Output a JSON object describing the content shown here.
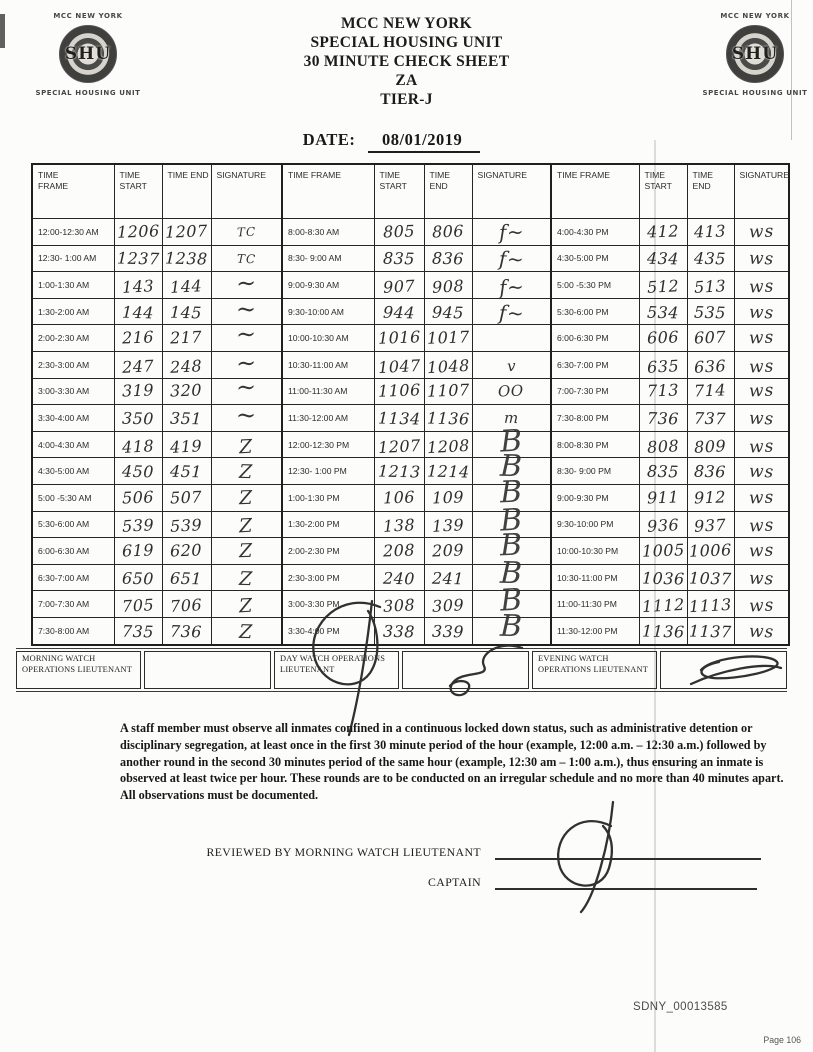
{
  "colors": {
    "paper": "#fcfcfa",
    "print_ink": "#1c1c1c",
    "pen_ink": "#2e2e2e",
    "fold_line": "#b9b6ae"
  },
  "document": {
    "logo": {
      "top": "MCC NEW YORK",
      "seal": "SHU",
      "bottom": "SPECIAL HOUSING UNIT"
    },
    "title_lines": [
      "MCC NEW YORK",
      "SPECIAL HOUSING UNIT",
      "30 MINUTE CHECK SHEET",
      "ZA",
      "TIER-J"
    ],
    "date_label": "DATE:",
    "date_value": "08/01/2019"
  },
  "table": {
    "headers": [
      "TIME FRAME",
      "TIME START",
      "TIME END",
      "SIGNATURE"
    ],
    "groups": [
      {
        "rows": [
          {
            "frame": "12:00-12:30 AM",
            "start": "1206",
            "end": "1207",
            "sig": "TC"
          },
          {
            "frame": "12:30- 1:00 AM",
            "start": "1237",
            "end": "1238",
            "sig": "TC"
          },
          {
            "frame": "1:00-1:30 AM",
            "start": "143",
            "end": "144",
            "sig": "~"
          },
          {
            "frame": "1:30-2:00 AM",
            "start": "144",
            "end": "145",
            "sig": "~"
          },
          {
            "frame": "2:00-2:30 AM",
            "start": "216",
            "end": "217",
            "sig": "~"
          },
          {
            "frame": "2:30-3:00 AM",
            "start": "247",
            "end": "248",
            "sig": "~"
          },
          {
            "frame": "3:00-3:30 AM",
            "start": "319",
            "end": "320",
            "sig": "~"
          },
          {
            "frame": "3:30-4:00 AM",
            "start": "350",
            "end": "351",
            "sig": "~"
          },
          {
            "frame": "4:00-4:30 AM",
            "start": "418",
            "end": "419",
            "sig": "Z"
          },
          {
            "frame": "4:30-5:00 AM",
            "start": "450",
            "end": "451",
            "sig": "Z"
          },
          {
            "frame": "5:00 -5:30 AM",
            "start": "506",
            "end": "507",
            "sig": "Z"
          },
          {
            "frame": "5:30-6:00 AM",
            "start": "539",
            "end": "539",
            "sig": "Z"
          },
          {
            "frame": "6:00-6:30 AM",
            "start": "619",
            "end": "620",
            "sig": "Z"
          },
          {
            "frame": "6:30-7:00 AM",
            "start": "650",
            "end": "651",
            "sig": "Z"
          },
          {
            "frame": "7:00-7:30 AM",
            "start": "705",
            "end": "706",
            "sig": "Z"
          },
          {
            "frame": "7:30-8:00 AM",
            "start": "735",
            "end": "736",
            "sig": "Z"
          }
        ]
      },
      {
        "rows": [
          {
            "frame": "8:00-8:30 AM",
            "start": "805",
            "end": "806",
            "sig": "f~"
          },
          {
            "frame": "8:30- 9:00 AM",
            "start": "835",
            "end": "836",
            "sig": "f~"
          },
          {
            "frame": "9:00-9:30 AM",
            "start": "907",
            "end": "908",
            "sig": "f~"
          },
          {
            "frame": "9:30-10:00 AM",
            "start": "944",
            "end": "945",
            "sig": "f~"
          },
          {
            "frame": "10:00-10:30 AM",
            "start": "1016",
            "end": "1017",
            "sig": ""
          },
          {
            "frame": "10:30-11:00 AM",
            "start": "1047",
            "end": "1048",
            "sig": "v"
          },
          {
            "frame": "11:00-11:30 AM",
            "start": "1106",
            "end": "1107",
            "sig": "OO"
          },
          {
            "frame": "11:30-12:00 AM",
            "start": "1134",
            "end": "1136",
            "sig": "m"
          },
          {
            "frame": "12:00-12:30 PM",
            "start": "1207",
            "end": "1208",
            "sig": "B"
          },
          {
            "frame": "12:30- 1:00 PM",
            "start": "1213",
            "end": "1214",
            "sig": "B"
          },
          {
            "frame": "1:00-1:30 PM",
            "start": "106",
            "end": "109",
            "sig": "B"
          },
          {
            "frame": "1:30-2:00 PM",
            "start": "138",
            "end": "139",
            "sig": "B"
          },
          {
            "frame": "2:00-2:30 PM",
            "start": "208",
            "end": "209",
            "sig": "B"
          },
          {
            "frame": "2:30-3:00 PM",
            "start": "240",
            "end": "241",
            "sig": "B"
          },
          {
            "frame": "3:00-3:30 PM",
            "start": "308",
            "end": "309",
            "sig": "B"
          },
          {
            "frame": "3:30-4:00 PM",
            "start": "338",
            "end": "339",
            "sig": "B"
          }
        ]
      },
      {
        "rows": [
          {
            "frame": "4:00-4:30 PM",
            "start": "412",
            "end": "413",
            "sig": "ws"
          },
          {
            "frame": "4:30-5:00 PM",
            "start": "434",
            "end": "435",
            "sig": "ws"
          },
          {
            "frame": "5:00 -5:30 PM",
            "start": "512",
            "end": "513",
            "sig": "ws"
          },
          {
            "frame": "5:30-6:00 PM",
            "start": "534",
            "end": "535",
            "sig": "ws"
          },
          {
            "frame": "6:00-6:30 PM",
            "start": "606",
            "end": "607",
            "sig": "ws"
          },
          {
            "frame": "6:30-7:00 PM",
            "start": "635",
            "end": "636",
            "sig": "ws"
          },
          {
            "frame": "7:00-7:30 PM",
            "start": "713",
            "end": "714",
            "sig": "ws"
          },
          {
            "frame": "7:30-8:00 PM",
            "start": "736",
            "end": "737",
            "sig": "ws"
          },
          {
            "frame": "8:00-8:30 PM",
            "start": "808",
            "end": "809",
            "sig": "ws"
          },
          {
            "frame": "8:30- 9:00 PM",
            "start": "835",
            "end": "836",
            "sig": "ws"
          },
          {
            "frame": "9:00-9:30 PM",
            "start": "911",
            "end": "912",
            "sig": "ws"
          },
          {
            "frame": "9:30-10:00 PM",
            "start": "936",
            "end": "937",
            "sig": "ws"
          },
          {
            "frame": "10:00-10:30 PM",
            "start": "1005",
            "end": "1006",
            "sig": "ws"
          },
          {
            "frame": "10:30-11:00 PM",
            "start": "1036",
            "end": "1037",
            "sig": "ws"
          },
          {
            "frame": "11:00-11:30 PM",
            "start": "1112",
            "end": "1113",
            "sig": "ws"
          },
          {
            "frame": "11:30-12:00 PM",
            "start": "1136",
            "end": "1137",
            "sig": "ws"
          }
        ]
      }
    ]
  },
  "watch_strip": {
    "morning_label": "MORNING WATCH OPERATIONS LIEUTENANT",
    "day_label": "DAY WATCH OPERATIONS LIEUTENANT",
    "evening_label": "EVENING WATCH OPERATIONS LIEUTENANT"
  },
  "signature_marks": {
    "morning": "handwritten loop",
    "day": "handwritten scribble",
    "evening": "handwritten double oval",
    "reviewed_by": "handwritten loop"
  },
  "notice": "A staff member must observe all inmates confined in a continuous locked down status, such as administrative detention or disciplinary segregation, at least once in the first 30 minute period of the hour (example, 12:00 a.m. – 12:30 a.m.) followed by another round in the second 30 minutes period of the same hour (example, 12:30 am – 1:00 a.m.), thus ensuring an inmate is observed at least twice per hour. These rounds are to be conducted on an irregular schedule and no more than 40 minutes apart. All observations must be documented.",
  "review": {
    "reviewed_by_label": "REVIEWED BY MORNING WATCH LIEUTENANT",
    "captain_label": "CAPTAIN"
  },
  "stamps": {
    "doc_id": "SDNY_00013585",
    "page_label": "Page 106"
  }
}
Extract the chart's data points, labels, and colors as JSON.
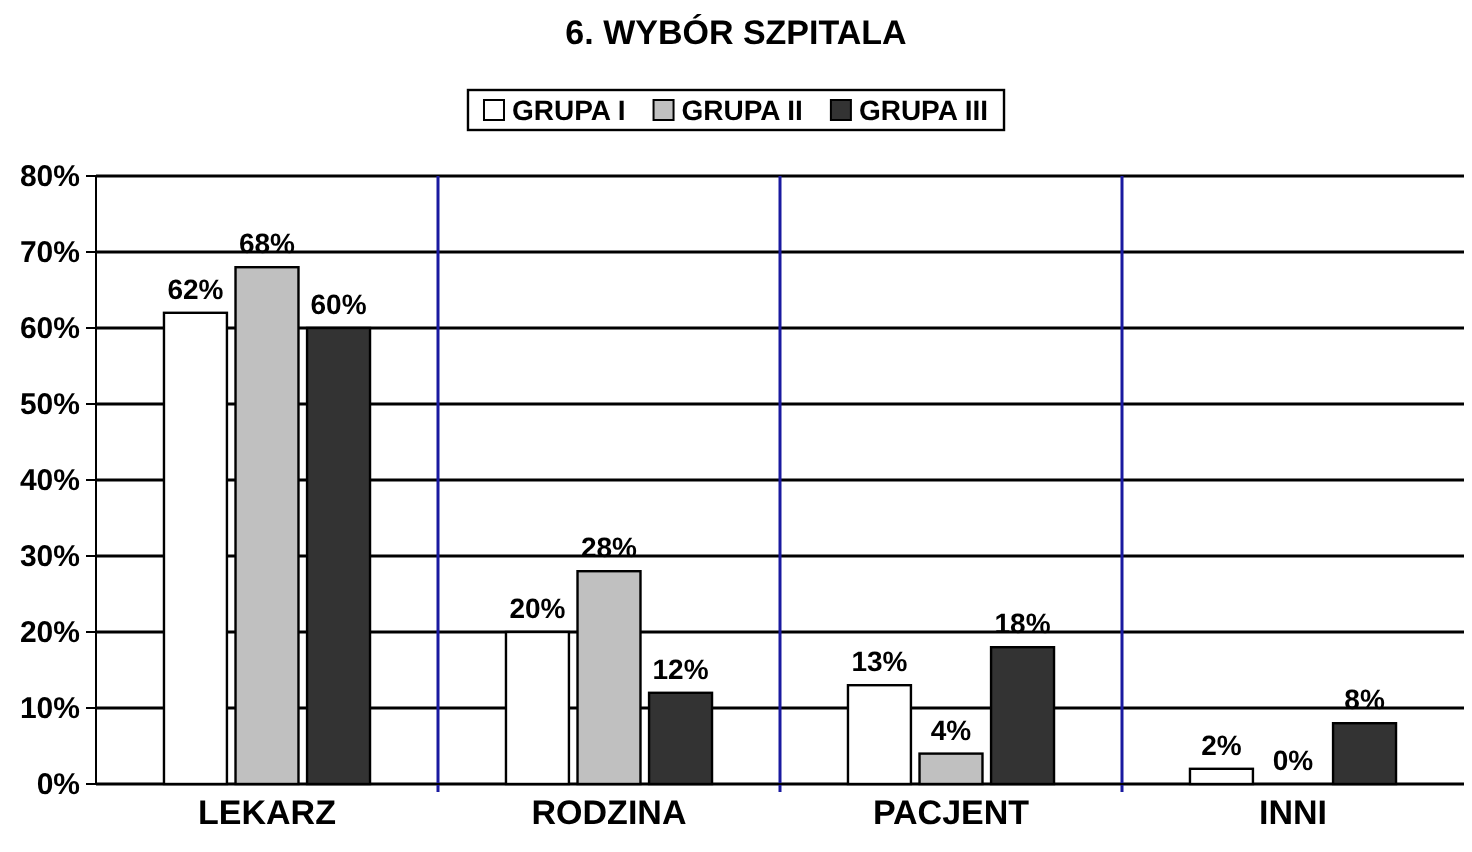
{
  "chart_data": {
    "type": "bar",
    "title": "6. WYBÓR SZPITALA",
    "categories": [
      "LEKARZ",
      "RODZINA",
      "PACJENT",
      "INNI"
    ],
    "series": [
      {
        "name": "GRUPA I",
        "color": "#ffffff",
        "values": [
          62,
          20,
          13,
          2
        ],
        "value_labels": [
          "62%",
          "20%",
          "13%",
          "2%"
        ]
      },
      {
        "name": "GRUPA II",
        "color": "#c0c0c0",
        "values": [
          68,
          28,
          4,
          0
        ],
        "value_labels": [
          "68%",
          "28%",
          "4%",
          "0%"
        ]
      },
      {
        "name": "GRUPA III",
        "color": "#333333",
        "values": [
          60,
          12,
          18,
          8
        ],
        "value_labels": [
          "60%",
          "12%",
          "18%",
          "8%"
        ]
      }
    ],
    "ylim": [
      0,
      80
    ],
    "yticks": [
      {
        "value": 0,
        "label": "0%"
      },
      {
        "value": 10,
        "label": "10%"
      },
      {
        "value": 20,
        "label": "20%"
      },
      {
        "value": 30,
        "label": "30%"
      },
      {
        "value": 40,
        "label": "40%"
      },
      {
        "value": 50,
        "label": "50%"
      },
      {
        "value": 60,
        "label": "60%"
      },
      {
        "value": 70,
        "label": "70%"
      },
      {
        "value": 80,
        "label": "80%"
      }
    ],
    "grid": "y",
    "legend": "top"
  }
}
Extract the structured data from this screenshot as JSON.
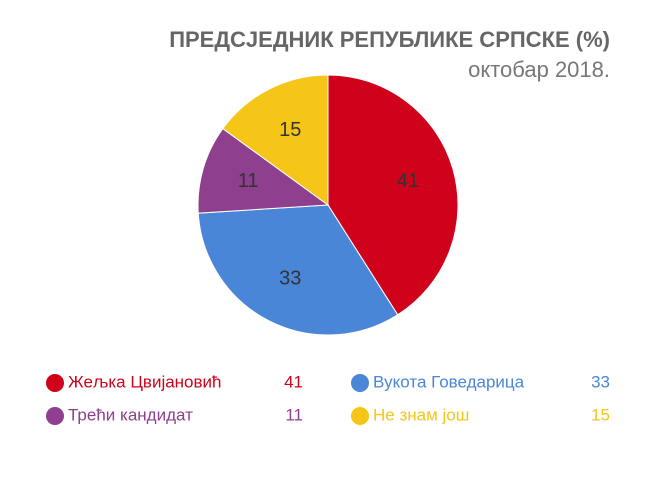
{
  "chart_data": {
    "type": "pie",
    "title": "ПРЕДСЈЕДНИК РЕПУБЛИКЕ СРПСКЕ (%)",
    "subtitle": "октобар 2018.",
    "categories": [
      "Жељка Цвијановић",
      "Вукота Говедарица",
      "Трећи кандидат",
      "Не знам још"
    ],
    "values": [
      41,
      33,
      11,
      15
    ],
    "colors": [
      "#d0021b",
      "#4a86d8",
      "#8e3f8e",
      "#f5c518"
    ]
  }
}
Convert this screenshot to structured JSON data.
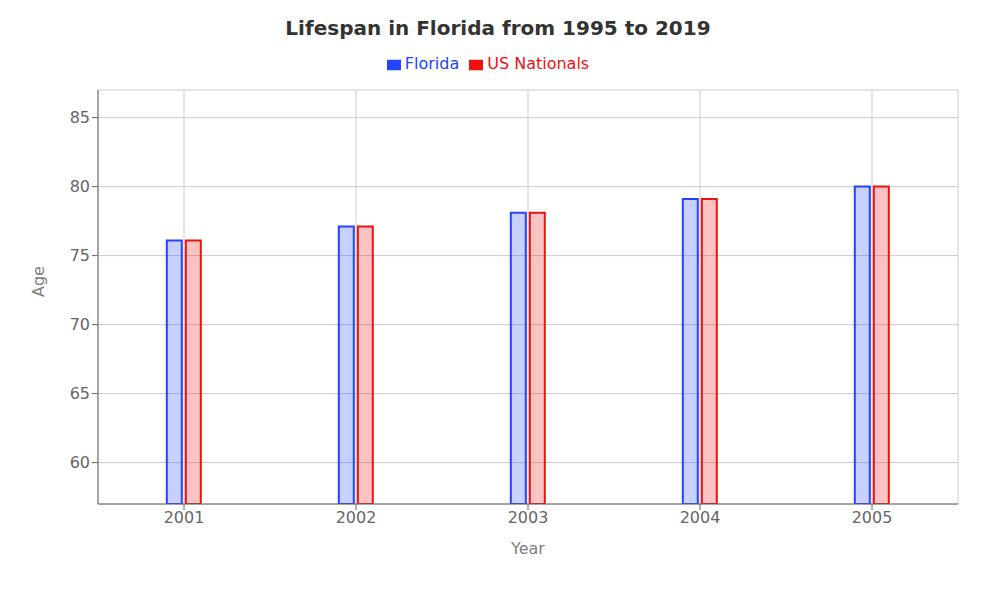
{
  "chart_data": {
    "type": "bar",
    "title": "Lifespan in Florida from 1995 to 2019",
    "x_label": "Year",
    "y_label": "Age",
    "categories": [
      "2001",
      "2002",
      "2003",
      "2004",
      "2005"
    ],
    "series": [
      {
        "name": "Florida",
        "color": "#2244ff",
        "values": [
          76.1,
          77.1,
          78.1,
          79.1,
          80.0
        ]
      },
      {
        "name": "US Nationals",
        "color": "#ee1111",
        "values": [
          76.1,
          77.1,
          78.1,
          79.1,
          80.0
        ]
      }
    ],
    "ylim": [
      57,
      87
    ],
    "yticks": [
      60,
      65,
      70,
      75,
      80,
      85
    ],
    "grid": true,
    "legend": "top"
  }
}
·····
Select all lines in the listing that include the word "GRUPA".

        "name": "GRUPA I",
        "name": "GRUPA II",
        "name": "GRUPA III",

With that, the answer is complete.